### Raw data
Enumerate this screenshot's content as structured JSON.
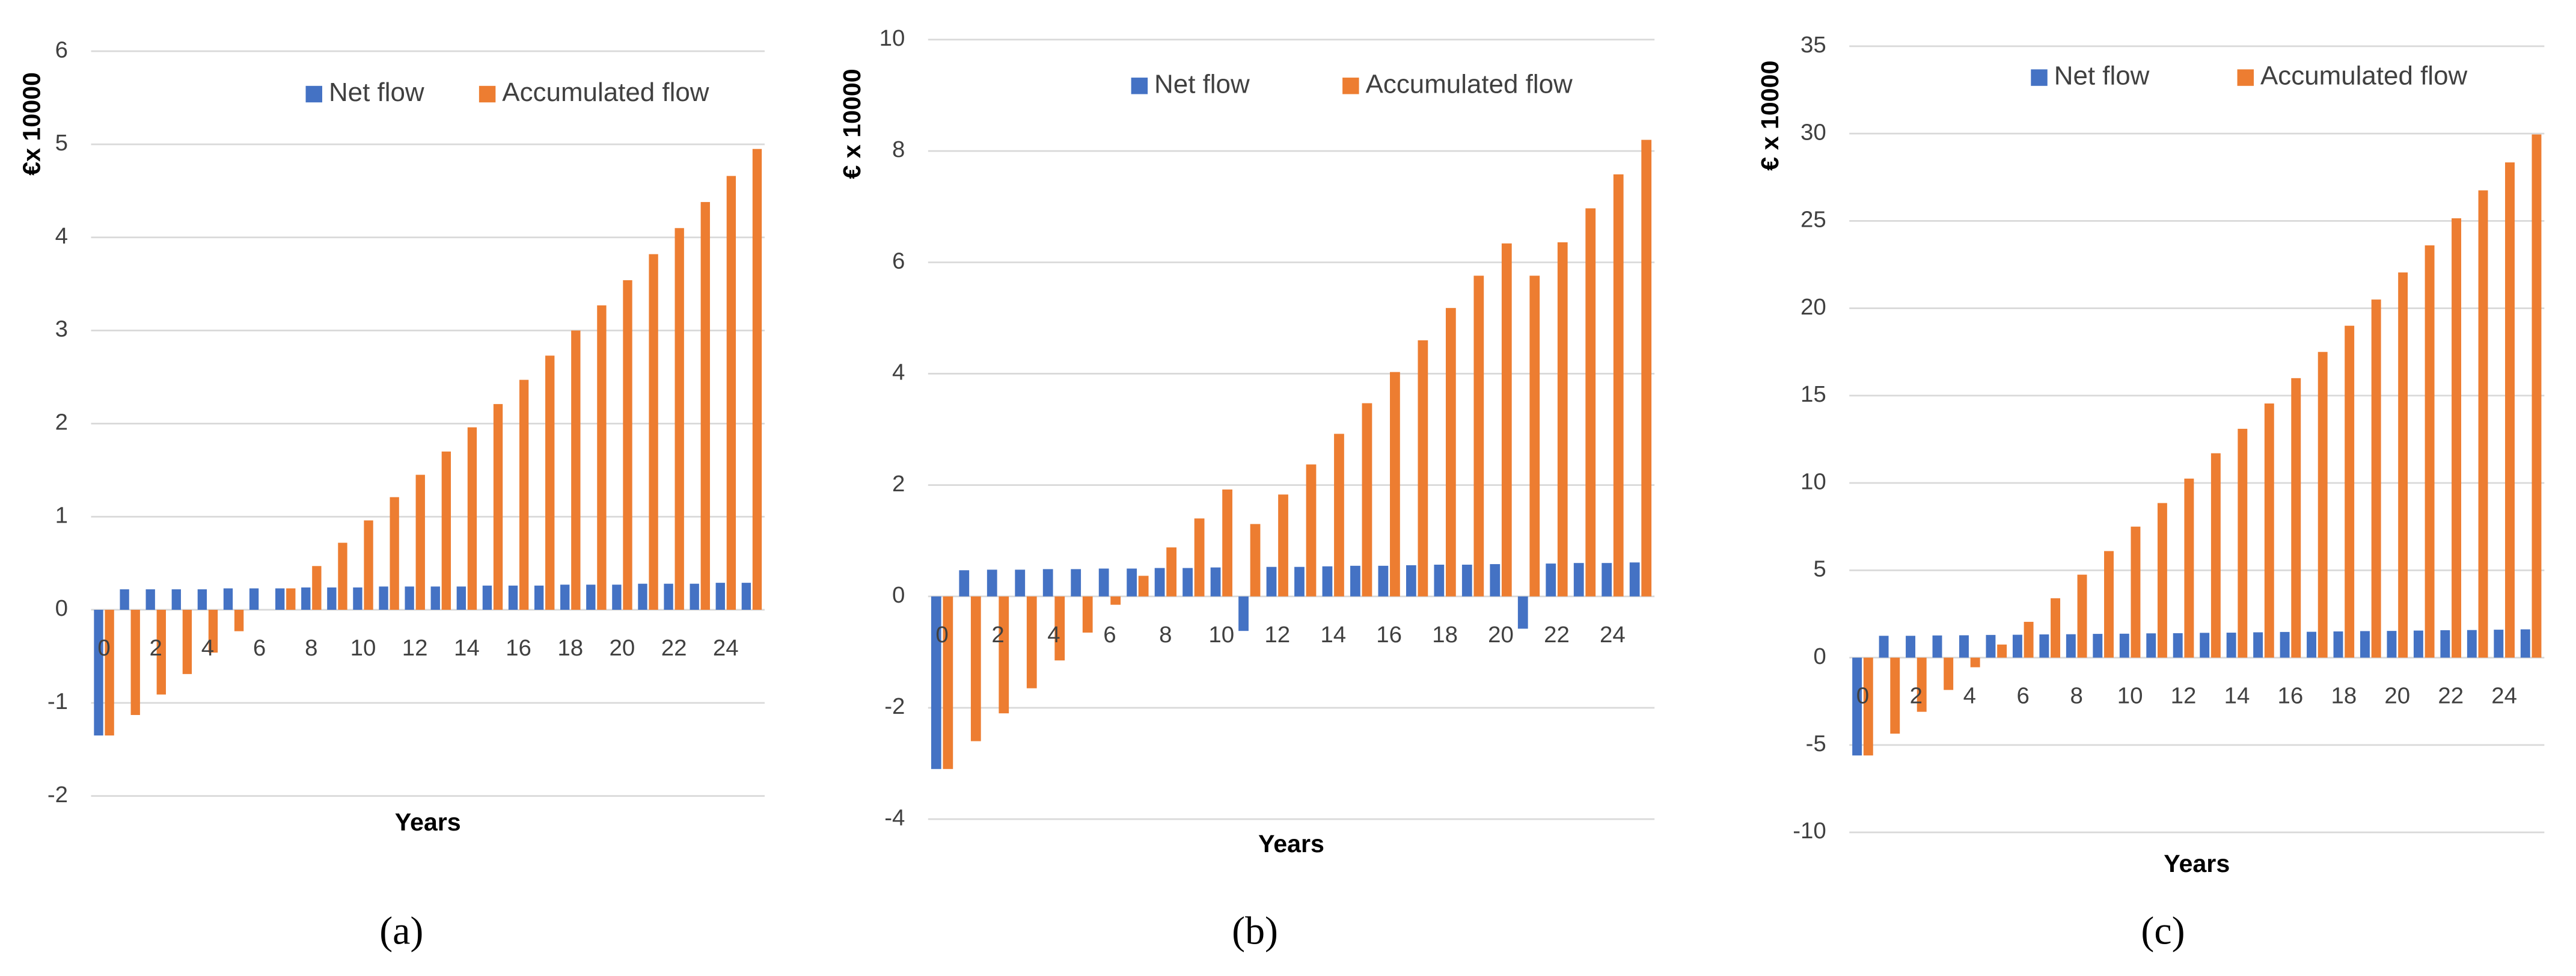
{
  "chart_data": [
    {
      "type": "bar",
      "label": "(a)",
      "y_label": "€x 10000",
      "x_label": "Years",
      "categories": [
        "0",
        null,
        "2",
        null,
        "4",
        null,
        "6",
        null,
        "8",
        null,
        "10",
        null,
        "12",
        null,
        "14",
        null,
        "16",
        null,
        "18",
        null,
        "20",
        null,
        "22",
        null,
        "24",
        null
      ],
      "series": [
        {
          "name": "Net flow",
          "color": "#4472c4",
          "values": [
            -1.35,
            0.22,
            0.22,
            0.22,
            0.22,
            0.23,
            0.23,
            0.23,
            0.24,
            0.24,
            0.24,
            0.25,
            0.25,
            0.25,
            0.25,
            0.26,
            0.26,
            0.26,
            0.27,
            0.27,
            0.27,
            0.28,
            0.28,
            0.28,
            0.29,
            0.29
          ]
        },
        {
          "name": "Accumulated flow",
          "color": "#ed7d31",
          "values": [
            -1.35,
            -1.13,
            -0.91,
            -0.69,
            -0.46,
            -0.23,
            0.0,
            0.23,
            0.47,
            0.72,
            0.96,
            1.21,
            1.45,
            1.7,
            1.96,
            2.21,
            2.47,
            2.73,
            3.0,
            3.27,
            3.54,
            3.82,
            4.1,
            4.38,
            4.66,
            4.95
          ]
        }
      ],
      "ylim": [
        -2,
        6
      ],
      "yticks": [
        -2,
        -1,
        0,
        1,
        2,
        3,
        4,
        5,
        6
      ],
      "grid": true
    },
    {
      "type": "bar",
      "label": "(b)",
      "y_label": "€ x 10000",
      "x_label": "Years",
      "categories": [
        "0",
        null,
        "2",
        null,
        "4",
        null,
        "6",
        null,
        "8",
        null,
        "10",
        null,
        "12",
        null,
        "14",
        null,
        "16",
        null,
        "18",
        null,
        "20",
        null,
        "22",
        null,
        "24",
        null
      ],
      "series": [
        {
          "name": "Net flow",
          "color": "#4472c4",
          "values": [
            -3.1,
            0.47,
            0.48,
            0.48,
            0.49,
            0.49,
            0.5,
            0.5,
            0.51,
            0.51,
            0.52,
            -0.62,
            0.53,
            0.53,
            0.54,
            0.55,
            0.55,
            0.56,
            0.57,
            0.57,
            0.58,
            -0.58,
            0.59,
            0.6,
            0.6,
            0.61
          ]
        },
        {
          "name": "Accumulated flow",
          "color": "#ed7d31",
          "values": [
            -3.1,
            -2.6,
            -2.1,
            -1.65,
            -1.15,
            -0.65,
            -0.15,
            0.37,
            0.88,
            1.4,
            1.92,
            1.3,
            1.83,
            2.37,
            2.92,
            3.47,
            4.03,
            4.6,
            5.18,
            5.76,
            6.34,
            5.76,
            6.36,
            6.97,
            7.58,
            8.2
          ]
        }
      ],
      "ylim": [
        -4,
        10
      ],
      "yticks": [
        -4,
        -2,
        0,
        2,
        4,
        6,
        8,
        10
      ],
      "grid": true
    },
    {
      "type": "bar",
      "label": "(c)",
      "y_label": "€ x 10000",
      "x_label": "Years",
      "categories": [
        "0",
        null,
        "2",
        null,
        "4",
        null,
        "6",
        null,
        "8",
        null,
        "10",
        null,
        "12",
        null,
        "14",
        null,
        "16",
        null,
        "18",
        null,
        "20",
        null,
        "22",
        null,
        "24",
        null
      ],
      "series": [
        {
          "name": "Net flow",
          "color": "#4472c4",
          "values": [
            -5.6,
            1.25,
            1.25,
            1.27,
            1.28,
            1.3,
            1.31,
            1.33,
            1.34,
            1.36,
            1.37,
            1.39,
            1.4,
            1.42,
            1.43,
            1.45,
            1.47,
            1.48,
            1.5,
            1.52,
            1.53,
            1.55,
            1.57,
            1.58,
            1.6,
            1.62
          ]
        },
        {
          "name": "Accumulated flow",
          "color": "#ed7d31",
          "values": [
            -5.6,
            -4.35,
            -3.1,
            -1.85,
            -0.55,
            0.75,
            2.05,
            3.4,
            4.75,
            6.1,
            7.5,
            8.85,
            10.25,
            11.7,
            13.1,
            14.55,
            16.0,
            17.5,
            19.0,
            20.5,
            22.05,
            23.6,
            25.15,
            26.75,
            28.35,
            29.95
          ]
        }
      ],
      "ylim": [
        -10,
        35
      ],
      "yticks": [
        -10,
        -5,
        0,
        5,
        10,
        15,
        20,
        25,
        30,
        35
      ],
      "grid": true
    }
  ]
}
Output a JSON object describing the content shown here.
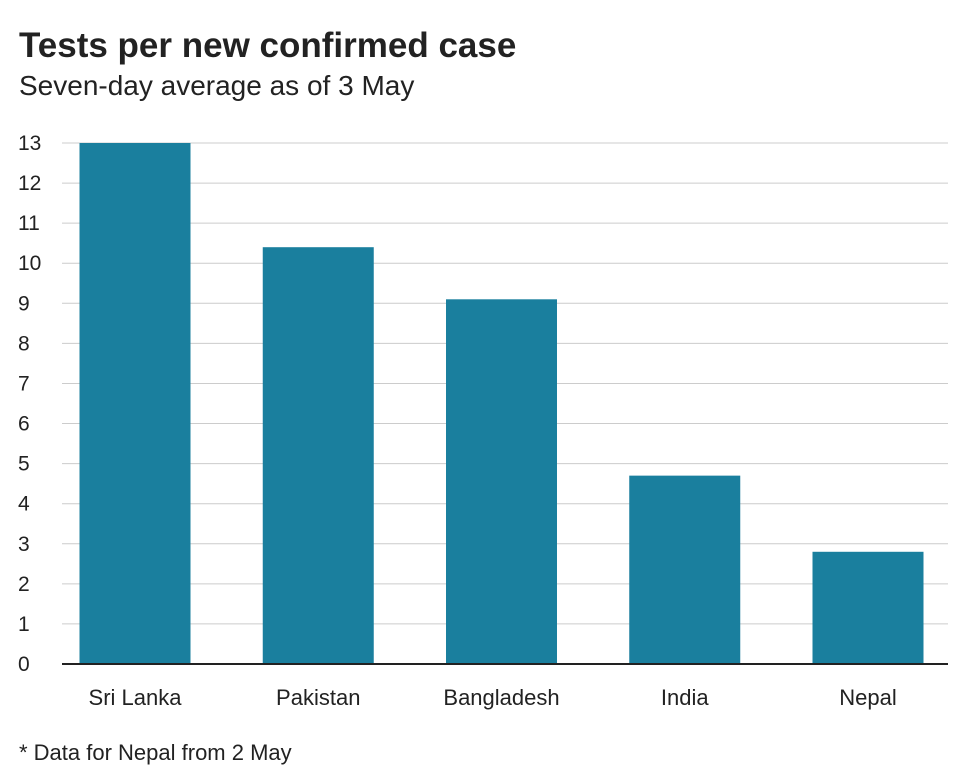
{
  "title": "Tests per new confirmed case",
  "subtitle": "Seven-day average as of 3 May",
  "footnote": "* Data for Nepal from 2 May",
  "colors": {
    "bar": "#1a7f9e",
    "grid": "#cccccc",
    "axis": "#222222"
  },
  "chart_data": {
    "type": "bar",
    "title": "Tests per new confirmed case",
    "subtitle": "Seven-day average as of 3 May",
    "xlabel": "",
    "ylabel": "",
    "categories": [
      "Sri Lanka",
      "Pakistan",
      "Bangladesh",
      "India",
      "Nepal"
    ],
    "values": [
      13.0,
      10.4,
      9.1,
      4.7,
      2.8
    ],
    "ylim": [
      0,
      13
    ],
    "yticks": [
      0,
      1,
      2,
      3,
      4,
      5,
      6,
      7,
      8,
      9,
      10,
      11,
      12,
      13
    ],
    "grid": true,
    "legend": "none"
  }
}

### To be done
Select the lines from the entries that include the word "Nepal".

### Response for this exercise
  "footnote": "* Data for Nepal from 2 May",
      "Nepal"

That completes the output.